→ **Arbeitsauftrag**:
Beantworten Sie anhand des folgenden Textes über Döbling, Brigittenau und Floridsdorf diese Fragen:
(a) Wie viele Villen und Einfamilienhäuser in Döbling werden vorgestellt?
(b) Wie hoch ist der Turm in der Millenium City am Handelskai?
(c) In welchem Zeitraum wurde die Großfeldsiedlung errichtet?

→ **Angezeigter Text**:
********************
Döbling ist bis heute eine privilegierte Wohngegend, die 67.000 Wiener schätzen Außer der Cottage mit dem Türkenschanzpark und den Weinorten an der Peripherie, an die man wohl an erstes denkt, findet man im 19. Bezirk auch Fabriken und das stärkste Symbol der Wiener Arbeiterbewegung, den Karl-Marx-Hof. 230 Villen und Einfamilienhäuser werden vorgestellt, anhand derer allein man schon eine österreichische Architekturgeschichte schreiben könnte. Außerdem nennt der Autor einige Kirchen, Friedhöfe und Schulen als von besonderer Bedeutung, dazu neue Wohnanlagen und Verkehrsbauwerke wie die Stadtbahnbrücken Otto Wagners oder die Höhenstraße.

War Döbling im Biedermeier eine beliebte Sommerfrische, wo sich begüterte Familien ihre Villen und Landhäuser bauen ließen, so verdankte die Brigittenau erst der Donauregulierung (1870-1875) eine geregelte Bautätigkeit. "In einem Quartier, in dem ästhetische Kategorien nicht im Vordergrund stehen spielen architektonische Implantate eine besondere Rolle", urteilt der Kritiker und nennt als markante Punkte u.a. die Brigittakirche des Dombaumeisters Friedrich Schmidt, das Nadelwehr Otto Wagners und die Wohnbauten der Ersten Republik. In der Millenium City am Handelskai entstand um die Jahrtausendewende der mit 200 m höchste Turm Österreichs. Auf dem Höchstädtplatz markiert das, etwa gleichzeitig an Stelle der Niederösterreichischen Molkerei errichtete, Technikum Wien den Beginn eines größeren städtebaulichen Planungsgebiets.

Vor 120 Jahren sollte Floridsdorf die Hauptstadt Niederösterreichs werden - wovon der "Dom von Donaufeld" auf dem Kinzerplatz Zeugnis ablegt - , wurde dann aber doch mit einigen benachbarten Dörfern nach Wien eingemeindet. Der 21.Bezirk entwickelte sich zum Industrie- und Verkehrszentrum und Arbeiterbezirk. In der Zwischenkriegszeit entstanden 6000 Gemeindewohnungen in großen "Höfen" wie Karl-Seitz-Hof oder Schlingerhof. Floridsdorf mit seiner ständig steigenden Einwohnerzahl (zwischen 1910 und 2009 mit rund 140.000 fast verdoppelt) erhielt in den vergangenen Jahrzehnten ausgedehnte Wohnbauanlagen, wie entlang der Brünner Straße "Am Hirschenfeld" oder die "Compact City" an der Donaufelder Straße. Die Großfeldsiedlung, die größte Wohnbauanlage im Rahmen der peripheren Wohnbauprogramms der Stadt Wien, als "Experimentierfeld der Plattenbauweise" mit 10.000 Wohnungen wurde in den Jahren 1966-1975 errichtet.
********************
→ **Bereitgestellte Daten**:
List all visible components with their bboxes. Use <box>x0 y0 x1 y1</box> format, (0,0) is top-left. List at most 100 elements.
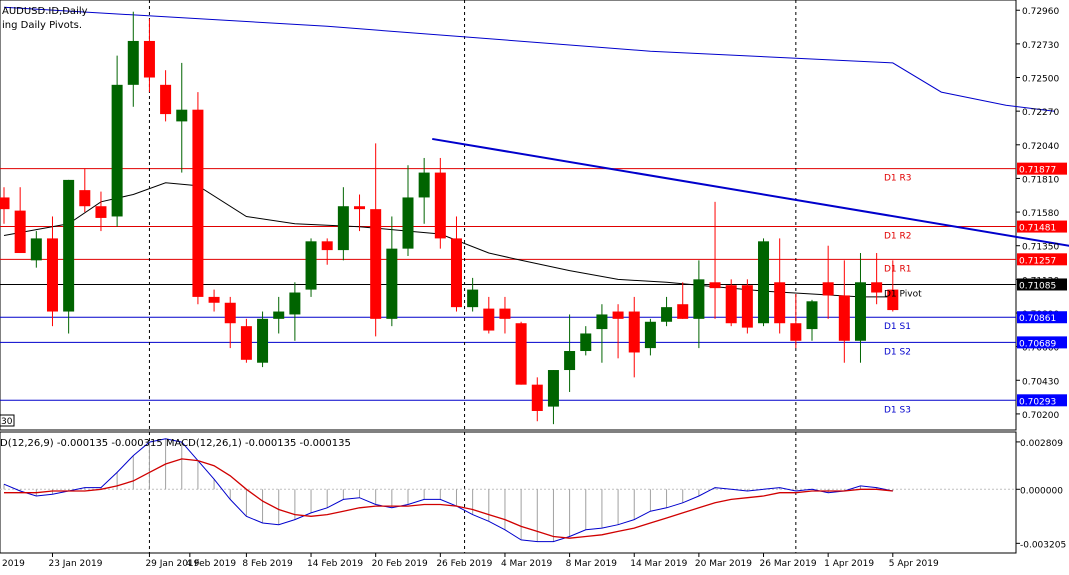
********************
→ **Richtige Antwort**:
(a) 230
(b) 200 m
(c) 1966–1975